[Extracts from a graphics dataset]
▬▬▬▬▬▬
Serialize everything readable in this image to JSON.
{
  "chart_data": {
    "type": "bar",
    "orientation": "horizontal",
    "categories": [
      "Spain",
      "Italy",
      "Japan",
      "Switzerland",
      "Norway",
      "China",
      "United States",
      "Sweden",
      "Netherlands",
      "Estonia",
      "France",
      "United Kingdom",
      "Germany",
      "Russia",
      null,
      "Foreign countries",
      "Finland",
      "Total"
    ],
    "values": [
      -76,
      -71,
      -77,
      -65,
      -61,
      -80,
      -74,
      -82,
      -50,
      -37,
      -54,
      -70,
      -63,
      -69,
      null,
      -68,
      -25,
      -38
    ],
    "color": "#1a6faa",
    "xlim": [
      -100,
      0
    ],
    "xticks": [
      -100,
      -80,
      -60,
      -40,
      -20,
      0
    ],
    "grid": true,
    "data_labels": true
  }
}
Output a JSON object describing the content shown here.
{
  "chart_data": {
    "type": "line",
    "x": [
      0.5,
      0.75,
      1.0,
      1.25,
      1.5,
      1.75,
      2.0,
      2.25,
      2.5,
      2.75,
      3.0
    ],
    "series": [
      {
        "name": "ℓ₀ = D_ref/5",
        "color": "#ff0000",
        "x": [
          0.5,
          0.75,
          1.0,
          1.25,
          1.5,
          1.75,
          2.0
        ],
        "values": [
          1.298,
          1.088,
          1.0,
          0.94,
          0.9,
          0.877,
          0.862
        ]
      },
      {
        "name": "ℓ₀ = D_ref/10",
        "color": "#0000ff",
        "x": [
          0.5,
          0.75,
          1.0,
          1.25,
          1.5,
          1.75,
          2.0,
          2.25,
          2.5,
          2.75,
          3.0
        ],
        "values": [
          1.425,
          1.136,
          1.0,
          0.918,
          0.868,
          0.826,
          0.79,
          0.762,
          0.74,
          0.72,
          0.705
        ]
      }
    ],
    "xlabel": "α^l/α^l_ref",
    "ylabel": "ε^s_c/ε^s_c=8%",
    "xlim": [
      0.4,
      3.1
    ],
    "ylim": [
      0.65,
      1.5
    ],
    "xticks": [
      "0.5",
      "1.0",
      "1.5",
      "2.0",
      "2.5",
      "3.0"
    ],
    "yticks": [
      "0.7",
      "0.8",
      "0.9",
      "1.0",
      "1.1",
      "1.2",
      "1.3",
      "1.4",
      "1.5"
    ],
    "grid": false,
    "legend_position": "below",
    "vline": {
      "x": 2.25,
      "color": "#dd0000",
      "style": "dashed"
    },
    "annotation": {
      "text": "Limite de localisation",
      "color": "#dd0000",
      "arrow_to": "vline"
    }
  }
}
▬▬▬▬▬▬
• [WHAT THE EXERCISE ASKS]:
Check each line of the records for the word "color", and show the lines that contain it.

• [WRITTEN RESPONSE]:
    "color": "#1a6faa",
        "color": "#ff0000",
        "color": "#0000ff",
      "color": "#dd0000",
      "color": "#dd0000",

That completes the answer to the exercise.